Return the entries below in their exact form, leaving the pictures out.
§ §
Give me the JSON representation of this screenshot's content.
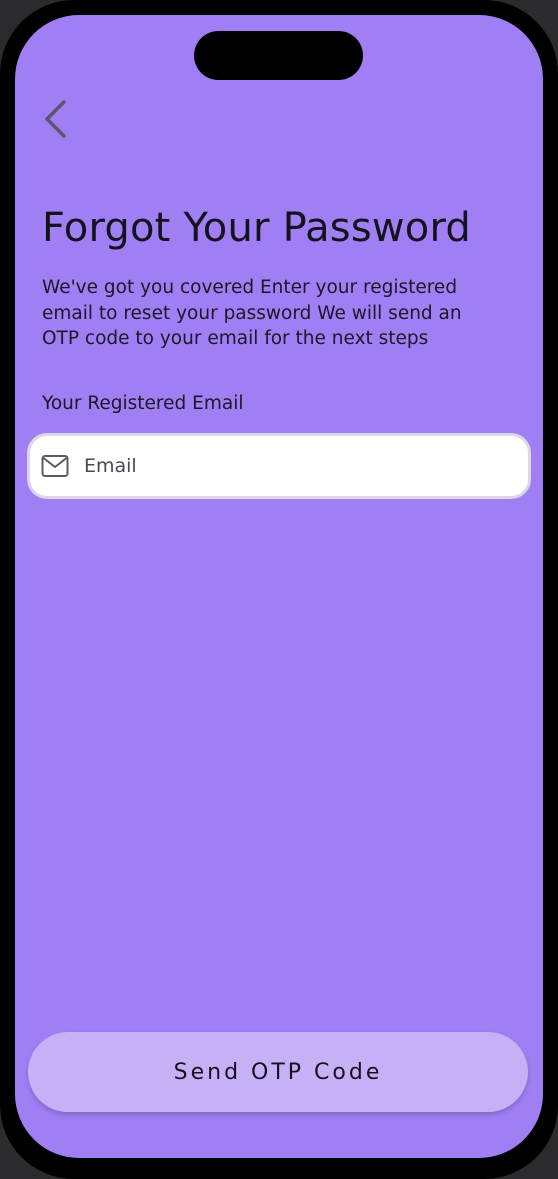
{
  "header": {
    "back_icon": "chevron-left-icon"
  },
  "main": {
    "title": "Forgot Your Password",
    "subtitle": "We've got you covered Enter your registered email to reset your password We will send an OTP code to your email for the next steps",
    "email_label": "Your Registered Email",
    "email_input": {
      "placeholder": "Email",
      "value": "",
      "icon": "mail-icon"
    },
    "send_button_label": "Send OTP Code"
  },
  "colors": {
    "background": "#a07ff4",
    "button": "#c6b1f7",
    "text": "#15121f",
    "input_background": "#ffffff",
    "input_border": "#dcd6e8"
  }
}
§ §
TASK OUTPUT
Give me the JSON representation of this screenshot's content.
{
  "header": {
    "back_icon": "chevron-left-icon"
  },
  "main": {
    "title": "Forgot Your Password",
    "subtitle": "We've got you covered Enter your registered email to reset your password We will send an OTP code to your email for the next steps",
    "email_label": "Your Registered Email",
    "email_input": {
      "placeholder": "Email",
      "value": "",
      "icon": "mail-icon"
    },
    "send_button_label": "Send OTP Code"
  },
  "colors": {
    "background": "#a07ff4",
    "button": "#c6b1f7",
    "text": "#15121f",
    "input_background": "#ffffff",
    "input_border": "#dcd6e8"
  }
}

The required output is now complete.